- TEXT EXTRACT
** start **

The results for Oman have been significant
The oldest independent state in the Arab world, Oman has an economy which, like those of many of its neighbors, is heavily based on oil production. While recent high oil prices have driven state revenues well above predictions, production levels - currently at 750,000 barrels per day - have actually fallen considerably in recent years, dropping 8.9 percent between 2002 and 2003 alone.
And they are not alone, the production drop in the North Sea is now running over 11% a year. This is of concern because the projections have been used as the basis for British investment plans
Current oil and gas investment is expected to hold the rate of production decline at 6-7%/year for 5 years. But challenges remain if the industry expects to slow the long-term decline rate, UKOOA said. The UK offshore oil and gas industry spent £4.7 billion in 2004 on operations and £3.7 billion on exploration and capital expenditure. During 2005, the industry expects to invest £5 billion on operations and more than £4 billion on exploration and capital developments.

During 2004, the number of new project approvals doubled from 2003 to 27 project approvals, and exploratory drilling increased 40% from the previous year with 63 wells drilled.
Thus if the deletion rates are greater than anticipate, then the gap between supply and demand will develop and grow that much faster than exists in Skebowski's comparison into the next five years.

** end **

- STATED PROBLEM A
Say whether each statement below agrees with the excerpt on oil production decline. For each one, answer yes or no and quote the deciding words of the excerpt. (i) Oman's oil production fell 8.9 percent between 2002 and 2003. (ii) In 2004 the UK offshore oil and gas industry spent £4.7 billion on exploration and capital expenditure. (iii) Exploratory drilling in 2004 rose 40% from the year before, with 63 wells drilled.
- STATED PROBLEM B
Rewrite the stretch of the excerpt on oil production decline from "The results for" through "and 2003 alone.", replacing "oil production" with "petroleum output".
- STATED PROBLEM C
Continue the excerpt on oil production decline from the point where it stops.

- PROVIDED INFORMATION

** start **

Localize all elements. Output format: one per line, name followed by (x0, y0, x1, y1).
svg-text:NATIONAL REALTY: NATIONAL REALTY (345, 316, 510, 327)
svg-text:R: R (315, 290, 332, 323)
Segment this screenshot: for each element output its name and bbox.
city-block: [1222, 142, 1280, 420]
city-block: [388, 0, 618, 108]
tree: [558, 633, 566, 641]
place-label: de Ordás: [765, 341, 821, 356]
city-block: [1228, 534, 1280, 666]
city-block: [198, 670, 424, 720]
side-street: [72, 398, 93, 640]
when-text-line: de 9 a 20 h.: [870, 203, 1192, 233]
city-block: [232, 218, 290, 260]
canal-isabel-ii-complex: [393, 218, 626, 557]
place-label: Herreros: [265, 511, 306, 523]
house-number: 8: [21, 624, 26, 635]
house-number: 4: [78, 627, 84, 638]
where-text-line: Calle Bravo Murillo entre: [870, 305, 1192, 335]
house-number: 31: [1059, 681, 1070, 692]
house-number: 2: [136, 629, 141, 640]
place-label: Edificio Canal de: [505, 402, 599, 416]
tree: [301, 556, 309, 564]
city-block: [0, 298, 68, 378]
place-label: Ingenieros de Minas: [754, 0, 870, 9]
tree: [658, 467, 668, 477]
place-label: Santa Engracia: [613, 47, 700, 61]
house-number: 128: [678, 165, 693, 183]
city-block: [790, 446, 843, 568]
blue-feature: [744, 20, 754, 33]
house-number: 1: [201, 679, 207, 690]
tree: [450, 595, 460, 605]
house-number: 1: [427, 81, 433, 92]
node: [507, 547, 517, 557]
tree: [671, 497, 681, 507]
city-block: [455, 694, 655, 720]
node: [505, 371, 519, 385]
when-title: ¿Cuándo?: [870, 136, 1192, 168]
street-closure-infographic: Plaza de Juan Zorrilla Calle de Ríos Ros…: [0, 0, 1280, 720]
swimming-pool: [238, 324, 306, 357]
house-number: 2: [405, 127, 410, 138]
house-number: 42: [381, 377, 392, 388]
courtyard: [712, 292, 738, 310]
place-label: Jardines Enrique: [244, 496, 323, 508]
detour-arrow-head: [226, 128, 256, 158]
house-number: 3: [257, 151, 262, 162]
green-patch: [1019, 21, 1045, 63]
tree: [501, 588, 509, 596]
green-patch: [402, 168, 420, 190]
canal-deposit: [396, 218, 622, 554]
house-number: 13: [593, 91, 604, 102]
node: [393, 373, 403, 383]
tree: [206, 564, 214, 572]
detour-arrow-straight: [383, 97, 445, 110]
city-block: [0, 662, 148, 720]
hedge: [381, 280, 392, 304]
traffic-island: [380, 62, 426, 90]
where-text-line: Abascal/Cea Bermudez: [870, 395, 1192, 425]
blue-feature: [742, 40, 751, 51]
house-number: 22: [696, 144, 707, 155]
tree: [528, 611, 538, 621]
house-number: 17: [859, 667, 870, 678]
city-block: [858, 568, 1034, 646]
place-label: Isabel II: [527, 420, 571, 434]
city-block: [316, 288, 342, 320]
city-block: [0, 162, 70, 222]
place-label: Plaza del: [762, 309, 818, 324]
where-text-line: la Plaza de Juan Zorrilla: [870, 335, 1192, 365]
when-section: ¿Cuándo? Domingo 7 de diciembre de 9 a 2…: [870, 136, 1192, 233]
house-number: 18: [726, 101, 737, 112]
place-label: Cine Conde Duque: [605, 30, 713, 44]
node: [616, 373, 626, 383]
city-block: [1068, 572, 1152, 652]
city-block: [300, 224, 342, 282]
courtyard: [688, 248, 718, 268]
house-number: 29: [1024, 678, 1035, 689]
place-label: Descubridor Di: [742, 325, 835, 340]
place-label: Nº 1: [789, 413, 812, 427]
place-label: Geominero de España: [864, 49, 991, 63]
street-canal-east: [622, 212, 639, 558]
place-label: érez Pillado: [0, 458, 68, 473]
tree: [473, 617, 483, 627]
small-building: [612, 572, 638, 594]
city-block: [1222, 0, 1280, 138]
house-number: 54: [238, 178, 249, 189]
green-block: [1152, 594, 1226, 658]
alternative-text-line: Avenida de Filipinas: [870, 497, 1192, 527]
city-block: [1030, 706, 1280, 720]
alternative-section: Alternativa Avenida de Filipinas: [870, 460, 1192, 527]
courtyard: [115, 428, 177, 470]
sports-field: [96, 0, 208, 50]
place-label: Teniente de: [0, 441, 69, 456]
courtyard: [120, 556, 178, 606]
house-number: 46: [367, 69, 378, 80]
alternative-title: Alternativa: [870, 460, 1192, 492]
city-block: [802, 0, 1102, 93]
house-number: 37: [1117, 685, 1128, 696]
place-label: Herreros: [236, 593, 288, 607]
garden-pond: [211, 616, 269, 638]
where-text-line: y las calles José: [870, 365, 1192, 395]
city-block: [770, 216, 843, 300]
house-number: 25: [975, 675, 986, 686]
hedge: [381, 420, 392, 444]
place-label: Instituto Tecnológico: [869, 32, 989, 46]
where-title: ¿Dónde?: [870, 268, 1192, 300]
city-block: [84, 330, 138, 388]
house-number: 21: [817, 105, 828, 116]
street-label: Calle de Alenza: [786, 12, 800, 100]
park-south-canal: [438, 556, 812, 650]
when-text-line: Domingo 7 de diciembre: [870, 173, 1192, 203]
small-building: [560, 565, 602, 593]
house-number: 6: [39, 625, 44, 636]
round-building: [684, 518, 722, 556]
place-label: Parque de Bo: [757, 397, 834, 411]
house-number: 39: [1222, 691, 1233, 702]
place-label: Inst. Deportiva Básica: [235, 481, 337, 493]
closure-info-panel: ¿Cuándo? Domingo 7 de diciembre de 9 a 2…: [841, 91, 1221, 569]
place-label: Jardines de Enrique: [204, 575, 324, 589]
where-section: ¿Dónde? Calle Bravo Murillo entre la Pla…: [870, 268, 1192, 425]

** end **

- EXPECTED OUTPUT A
(i) Yes: "dropping 8.9 percent between 2002 and 2003 alone."
(ii) No: "£4.7 billion in 2004 on operations and £3.7 billion on exploration and capital expenditure."
(iii) Yes: "exploratory drilling increased 40% from the previous year with 63 wells drilled."

- EXPECTED OUTPUT B
The results for Oman have been significant
The oldest independent state in the Arab world, Oman has an economy which, like those of many of its neighbors, is heavily based on petroleum output. While recent high oil prices have driven state revenues well above predictions, production levels - currently at 750,000 barrels per day - have actually fallen considerably in recent years, dropping 8.9 percent between 2002 and 2003 alone.

- EXPECTED OUTPUT C
There is also another worry that goes back to Jean Lahererre's paper at the Lisbon Conference run by ASPO this May. There are a couple of paragraphs in that paper that are of interest - the first is this:
SPE/WPC rules define "proven" value as being at least a probability of 90% to exist. I have shown already that the USDOE annual reports allow computing the probability of the proved estimates, which were for oil about 75% in the 70s, but trending towards 50% now, as in 2001 the negative revisions were larger than the positive revisions.

The rest of the world report proven + probable (Canada starting to do so in 2003) so now the technical values are close to the mean values, except in the OPEC countries where quotas are based on reserves which became political with the increase from 1985 to 1990 of 300 Gb by OPEC countries without any significant discoveries. In the past there was only one worldwide source of field reserves, being Petroconsultants funded by a geologist (bought by IHS in 1999). Now IHS, who bought recently CERA, has lost its geological background and uses more and more political data. A new competitor Wood Mackenzie (WM), which uses more economical and technical data than IHS, is completing its country database and can be compared. The difference is very large, higher worldwide than the undiscovered estimate. The difference varies with the countries as seen below.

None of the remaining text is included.